Role conflict and ambiguity will always exist but certain aspects of the job either minimize or maximize their effect. Both decrease when deans are satisfied with their level of scholarly productivity, view their institutions as good places to work, and see their colleges as adequately funded. Charges like sustaining current programming and dealing with growth result in the least amount of conflict and ambiguity, probably because college members have agreed upon agendas. Older deans who had mentors who helped them transition into their positions seem to fare better.

Role conflict and ambiguity are exacerbated by a lack of a clearly articulated purpose and uncertainty. In some instances, lowering the level of one increases the level of the other. For example, deans who view themselves as faculty experience less role conflict, but ambiguity decreases for those who think of themselves as administrators and vice versa.

Cultivating optimal stress levels depends in large part on fit between the dean and the environment. Fit means finding a balance between conflicting roles and the ability to shift between roles as needed. The six, primary responsibility dimensions compete for attention and time, and each necessitates some level of compromise.

## Material
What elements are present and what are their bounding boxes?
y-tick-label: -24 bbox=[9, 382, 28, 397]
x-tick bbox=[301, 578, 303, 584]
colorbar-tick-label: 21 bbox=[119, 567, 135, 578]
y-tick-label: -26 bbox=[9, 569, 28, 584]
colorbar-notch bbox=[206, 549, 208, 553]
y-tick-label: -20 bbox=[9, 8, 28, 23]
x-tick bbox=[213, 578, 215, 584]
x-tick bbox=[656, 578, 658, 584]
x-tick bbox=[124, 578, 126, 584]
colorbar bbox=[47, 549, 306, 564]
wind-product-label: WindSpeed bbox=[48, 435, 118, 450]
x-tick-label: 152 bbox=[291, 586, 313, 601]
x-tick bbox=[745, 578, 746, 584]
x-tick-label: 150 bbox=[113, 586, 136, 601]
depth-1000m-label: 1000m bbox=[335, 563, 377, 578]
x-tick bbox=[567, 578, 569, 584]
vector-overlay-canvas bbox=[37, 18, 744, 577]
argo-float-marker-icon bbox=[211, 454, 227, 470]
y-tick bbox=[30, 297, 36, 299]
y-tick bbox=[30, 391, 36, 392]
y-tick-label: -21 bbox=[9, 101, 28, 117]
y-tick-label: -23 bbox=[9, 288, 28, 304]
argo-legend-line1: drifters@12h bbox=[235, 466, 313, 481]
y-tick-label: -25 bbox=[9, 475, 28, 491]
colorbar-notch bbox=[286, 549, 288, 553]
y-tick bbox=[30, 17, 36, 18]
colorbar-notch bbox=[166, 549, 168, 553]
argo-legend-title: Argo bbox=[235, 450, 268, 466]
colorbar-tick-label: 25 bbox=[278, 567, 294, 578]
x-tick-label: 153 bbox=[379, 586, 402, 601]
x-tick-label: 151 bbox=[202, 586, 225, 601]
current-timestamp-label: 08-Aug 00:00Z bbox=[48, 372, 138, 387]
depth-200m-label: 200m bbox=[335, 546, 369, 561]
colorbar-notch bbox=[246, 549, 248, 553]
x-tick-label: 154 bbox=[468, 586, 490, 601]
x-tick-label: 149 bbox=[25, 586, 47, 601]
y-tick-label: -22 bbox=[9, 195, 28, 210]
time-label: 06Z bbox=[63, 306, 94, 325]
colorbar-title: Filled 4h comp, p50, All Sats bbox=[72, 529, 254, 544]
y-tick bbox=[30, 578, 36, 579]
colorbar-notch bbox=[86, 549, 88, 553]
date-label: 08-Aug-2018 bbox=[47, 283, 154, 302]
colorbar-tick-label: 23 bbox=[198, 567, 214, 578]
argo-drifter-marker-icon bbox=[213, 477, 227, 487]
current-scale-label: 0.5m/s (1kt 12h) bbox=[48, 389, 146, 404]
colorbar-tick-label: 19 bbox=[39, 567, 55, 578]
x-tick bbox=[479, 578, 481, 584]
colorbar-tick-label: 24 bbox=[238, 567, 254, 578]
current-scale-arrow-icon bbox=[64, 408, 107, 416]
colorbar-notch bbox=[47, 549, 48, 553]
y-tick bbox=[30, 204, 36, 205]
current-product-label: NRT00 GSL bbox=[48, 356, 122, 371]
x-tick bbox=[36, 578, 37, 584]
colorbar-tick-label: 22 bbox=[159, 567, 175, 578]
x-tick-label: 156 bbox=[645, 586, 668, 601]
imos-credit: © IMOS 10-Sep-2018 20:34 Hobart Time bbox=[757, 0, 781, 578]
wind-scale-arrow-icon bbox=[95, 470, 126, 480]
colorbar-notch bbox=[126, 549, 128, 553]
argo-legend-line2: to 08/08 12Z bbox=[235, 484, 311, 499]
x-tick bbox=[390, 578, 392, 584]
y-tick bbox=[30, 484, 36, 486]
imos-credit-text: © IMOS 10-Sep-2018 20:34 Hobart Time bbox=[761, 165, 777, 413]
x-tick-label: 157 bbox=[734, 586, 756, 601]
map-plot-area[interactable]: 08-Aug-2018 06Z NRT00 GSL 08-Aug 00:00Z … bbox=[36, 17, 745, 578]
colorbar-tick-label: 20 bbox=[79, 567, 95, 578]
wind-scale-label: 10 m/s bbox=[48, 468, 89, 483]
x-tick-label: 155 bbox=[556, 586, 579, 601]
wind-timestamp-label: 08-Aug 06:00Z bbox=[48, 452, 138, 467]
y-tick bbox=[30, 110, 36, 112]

## List of tasks
- a) In the passage on deans' role conflict, which job charges produce the least conflict and ambiguity?
- b) Decide whether each statement agrees with the passage on deans' role conflict. Answer yes or no, and quote the deciding words.
(i) Deans who see themselves as faculty experience less role conflict.
(ii) Younger deans without mentors seem to fare better.
(iii) The six primary responsibility dimensions compete for attention and time.
- c) Carry on the passage on deans' role conflict, starting after its final sentence.

## Replies
- a) Sustaining current programming and dealing with growth.

- b)
(i) Yes: "deans who view themselves as faculty experience less role conflict"
(ii) No: "Older deans who had mentors who helped them transition into their positions seem to fare better."
(iii) Yes: "The six, primary responsibility dimensions compete for attention and time"

- c)
Conflicting Roles

Within the college, the clearest imbalance for deans arises quickly as administrative tasks involved in stimulating internal productivity and engaging in the overall academic management of the college overwhelm personal scholarship efforts. Deans have a past life and often in this former existence they were very good scholars. The dilemma they face revolves around the fact that time is finite and administrative and leadership responsibilities ascribed to the deanship often displace what was once the driving motivation for most of them. Developing new programs, strengthening existing ones, recruiting high-quality students, and dealing with underprepared ones all take time. Faculty recruitment and retention, dealing with difficult personnel, and moving faculty toward change are critical elements of a healthy college. They take time. Ensuring diversity of faculty and the college’s student population is equally important and time consuming. Successful deans almost always decrease their research productivity levels, change their research agendas, or engage in team efforts to continue with ongoing lines of investigation. Some simply discontinue research efforts altogether.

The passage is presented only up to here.